Data excerpts:

★ ★ ★

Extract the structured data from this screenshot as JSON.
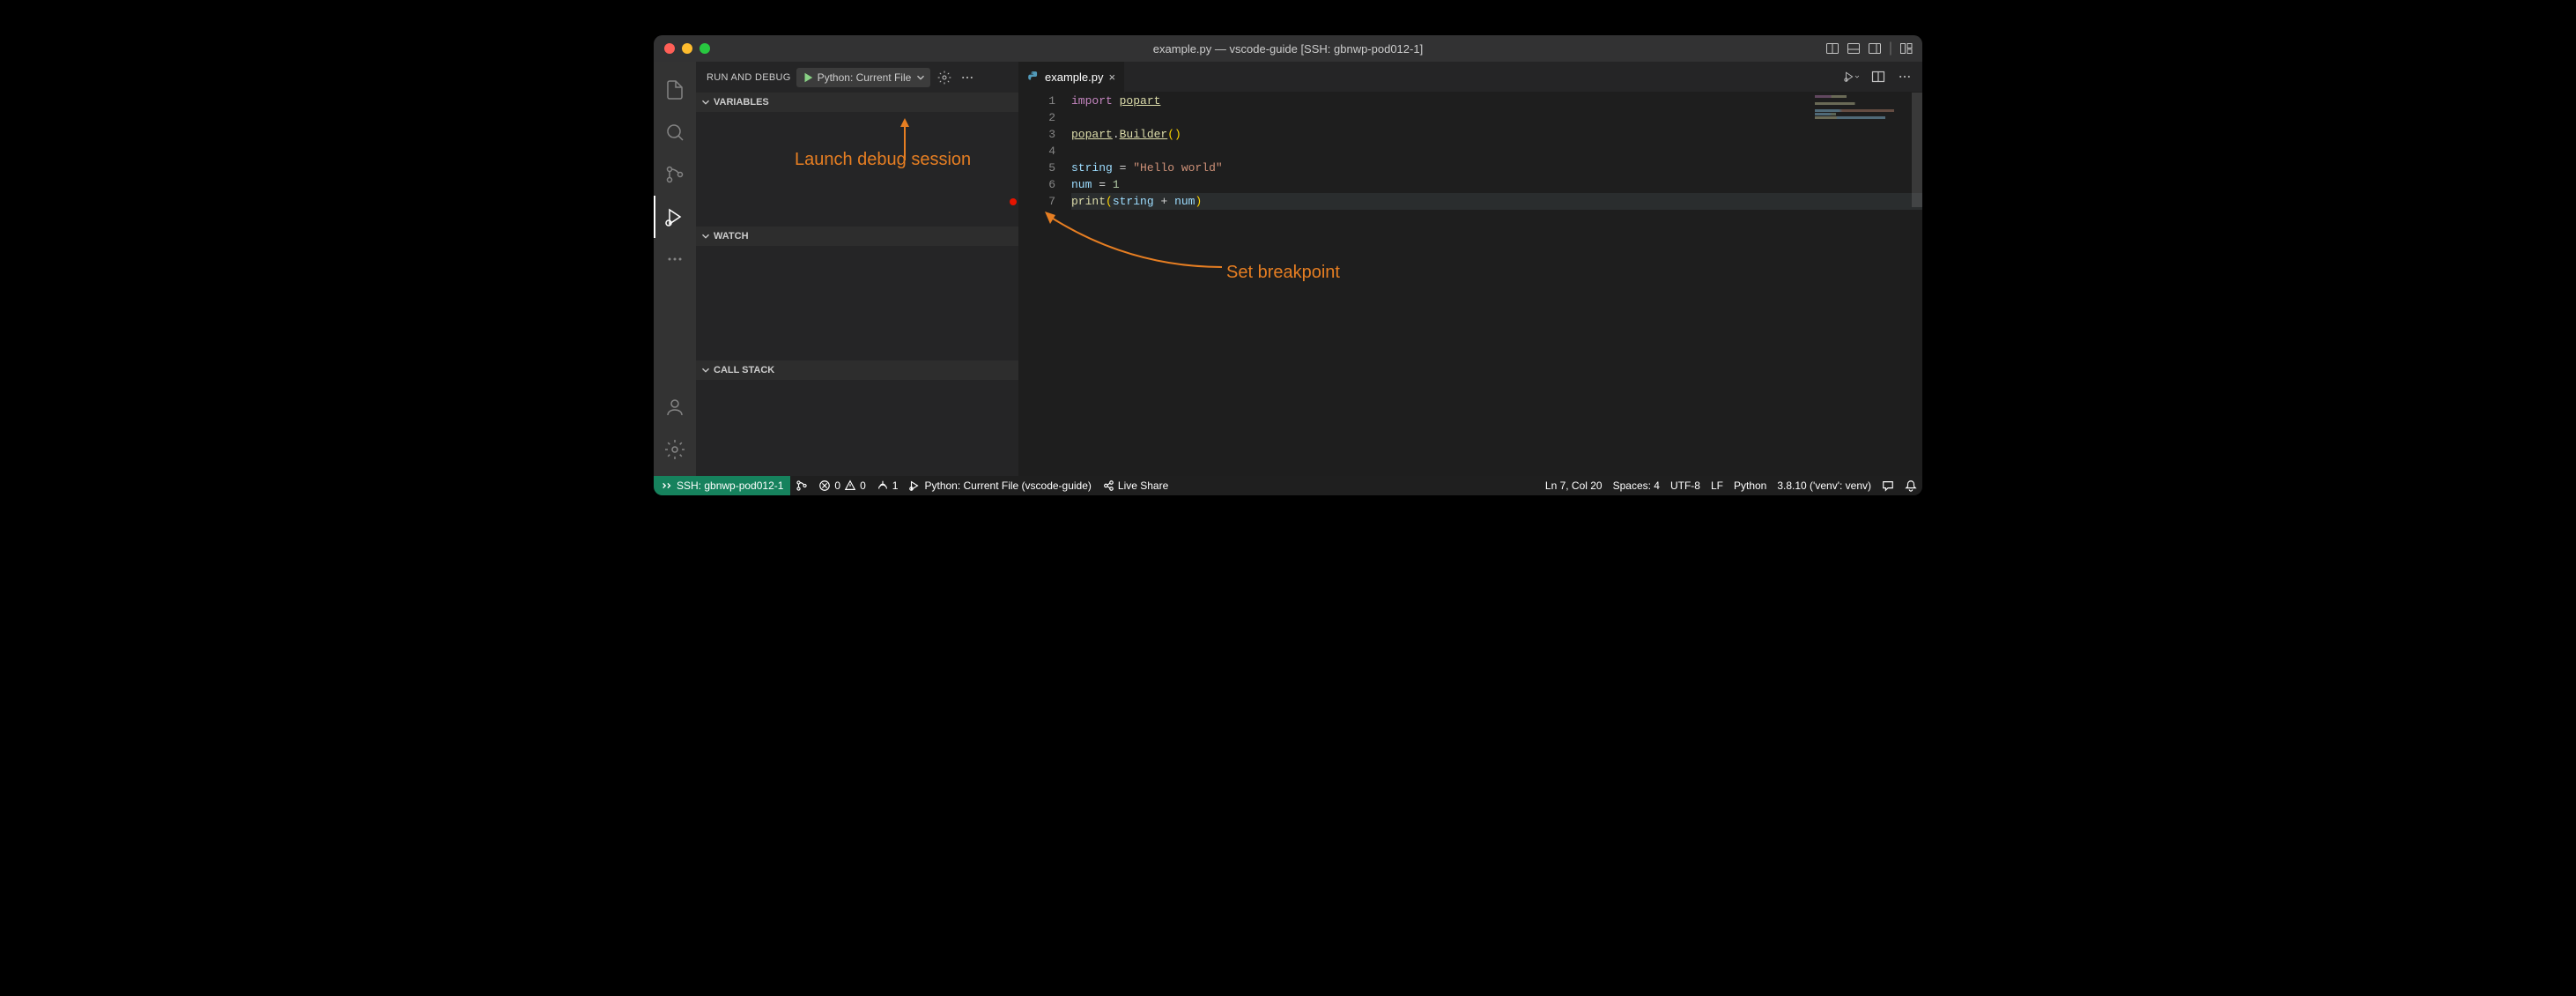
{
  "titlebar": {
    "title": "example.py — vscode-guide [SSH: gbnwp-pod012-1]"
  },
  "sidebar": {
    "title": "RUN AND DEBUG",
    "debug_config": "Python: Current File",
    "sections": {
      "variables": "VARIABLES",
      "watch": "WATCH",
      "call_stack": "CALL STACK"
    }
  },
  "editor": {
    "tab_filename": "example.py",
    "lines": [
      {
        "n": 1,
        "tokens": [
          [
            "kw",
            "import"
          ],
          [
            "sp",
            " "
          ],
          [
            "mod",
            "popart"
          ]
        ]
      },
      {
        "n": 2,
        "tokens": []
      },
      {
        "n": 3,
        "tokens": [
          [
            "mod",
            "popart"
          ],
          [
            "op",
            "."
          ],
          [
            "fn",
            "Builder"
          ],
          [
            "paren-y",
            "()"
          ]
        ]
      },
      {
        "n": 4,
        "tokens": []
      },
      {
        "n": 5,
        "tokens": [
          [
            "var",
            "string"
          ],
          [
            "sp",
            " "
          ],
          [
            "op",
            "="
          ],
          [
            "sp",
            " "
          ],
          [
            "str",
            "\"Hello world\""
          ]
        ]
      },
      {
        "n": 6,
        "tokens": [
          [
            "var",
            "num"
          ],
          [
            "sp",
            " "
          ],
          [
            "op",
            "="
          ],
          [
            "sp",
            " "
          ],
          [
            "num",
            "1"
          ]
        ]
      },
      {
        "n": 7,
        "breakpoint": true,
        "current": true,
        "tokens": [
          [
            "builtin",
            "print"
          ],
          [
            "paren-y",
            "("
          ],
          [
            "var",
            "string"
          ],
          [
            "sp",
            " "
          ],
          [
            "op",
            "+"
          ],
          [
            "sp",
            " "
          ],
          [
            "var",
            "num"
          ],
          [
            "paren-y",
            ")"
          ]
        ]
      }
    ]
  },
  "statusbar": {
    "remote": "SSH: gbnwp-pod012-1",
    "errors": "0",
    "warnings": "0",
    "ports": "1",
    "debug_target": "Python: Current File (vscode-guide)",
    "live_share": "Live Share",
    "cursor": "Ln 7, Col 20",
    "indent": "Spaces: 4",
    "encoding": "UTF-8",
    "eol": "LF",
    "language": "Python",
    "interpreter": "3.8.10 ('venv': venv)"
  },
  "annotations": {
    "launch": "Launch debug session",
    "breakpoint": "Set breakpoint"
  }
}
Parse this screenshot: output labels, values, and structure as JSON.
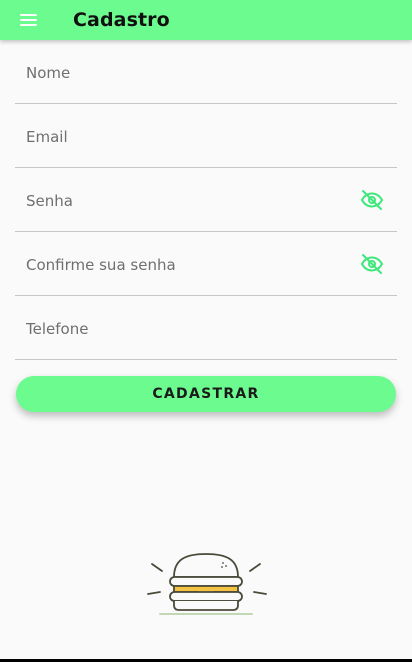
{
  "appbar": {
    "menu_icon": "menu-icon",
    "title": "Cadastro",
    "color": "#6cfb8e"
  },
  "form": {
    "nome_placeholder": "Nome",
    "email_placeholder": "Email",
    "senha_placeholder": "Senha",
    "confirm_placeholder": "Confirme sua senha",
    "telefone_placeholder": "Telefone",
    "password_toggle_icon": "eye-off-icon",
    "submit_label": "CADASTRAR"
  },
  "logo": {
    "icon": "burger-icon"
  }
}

★ ★ ★

WHAT THE TASK REQUIRES ▸ Copy each line exactly, and leave the pictures out of your copy.

THE SOLUTION ▸
Extract the structured data from this screenshot as JSON.
{
  "titlebar": {
    "title": "example.py — vscode-guide [SSH: gbnwp-pod012-1]"
  },
  "sidebar": {
    "title": "RUN AND DEBUG",
    "debug_config": "Python: Current File",
    "sections": {
      "variables": "VARIABLES",
      "watch": "WATCH",
      "call_stack": "CALL STACK"
    }
  },
  "editor": {
    "tab_filename": "example.py",
    "lines": [
      {
        "n": 1,
        "tokens": [
          [
            "kw",
            "import"
          ],
          [
            "sp",
            " "
          ],
          [
            "mod",
            "popart"
          ]
        ]
      },
      {
        "n": 2,
        "tokens": []
      },
      {
        "n": 3,
        "tokens": [
          [
            "mod",
            "popart"
          ],
          [
            "op",
            "."
          ],
          [
            "fn",
            "Builder"
          ],
          [
            "paren-y",
            "()"
          ]
        ]
      },
      {
        "n": 4,
        "tokens": []
      },
      {
        "n": 5,
        "tokens": [
          [
            "var",
            "string"
          ],
          [
            "sp",
            " "
          ],
          [
            "op",
            "="
          ],
          [
            "sp",
            " "
          ],
          [
            "str",
            "\"Hello world\""
          ]
        ]
      },
      {
        "n": 6,
        "tokens": [
          [
            "var",
            "num"
          ],
          [
            "sp",
            " "
          ],
          [
            "op",
            "="
          ],
          [
            "sp",
            " "
          ],
          [
            "num",
            "1"
          ]
        ]
      },
      {
        "n": 7,
        "breakpoint": true,
        "current": true,
        "tokens": [
          [
            "builtin",
            "print"
          ],
          [
            "paren-y",
            "("
          ],
          [
            "var",
            "string"
          ],
          [
            "sp",
            " "
          ],
          [
            "op",
            "+"
          ],
          [
            "sp",
            " "
          ],
          [
            "var",
            "num"
          ],
          [
            "paren-y",
            ")"
          ]
        ]
      }
    ]
  },
  "statusbar": {
    "remote": "SSH: gbnwp-pod012-1",
    "errors": "0",
    "warnings": "0",
    "ports": "1",
    "debug_target": "Python: Current File (vscode-guide)",
    "live_share": "Live Share",
    "cursor": "Ln 7, Col 20",
    "indent": "Spaces: 4",
    "encoding": "UTF-8",
    "eol": "LF",
    "language": "Python",
    "interpreter": "3.8.10 ('venv': venv)"
  },
  "annotations": {
    "launch": "Launch debug session",
    "breakpoint": "Set breakpoint"
  }
}
Parse this screenshot: output labels, values, and structure as JSON.
{
  "appbar": {
    "menu_icon": "menu-icon",
    "title": "Cadastro",
    "color": "#6cfb8e"
  },
  "form": {
    "nome_placeholder": "Nome",
    "email_placeholder": "Email",
    "senha_placeholder": "Senha",
    "confirm_placeholder": "Confirme sua senha",
    "telefone_placeholder": "Telefone",
    "password_toggle_icon": "eye-off-icon",
    "submit_label": "CADASTRAR"
  },
  "logo": {
    "icon": "burger-icon"
  }
}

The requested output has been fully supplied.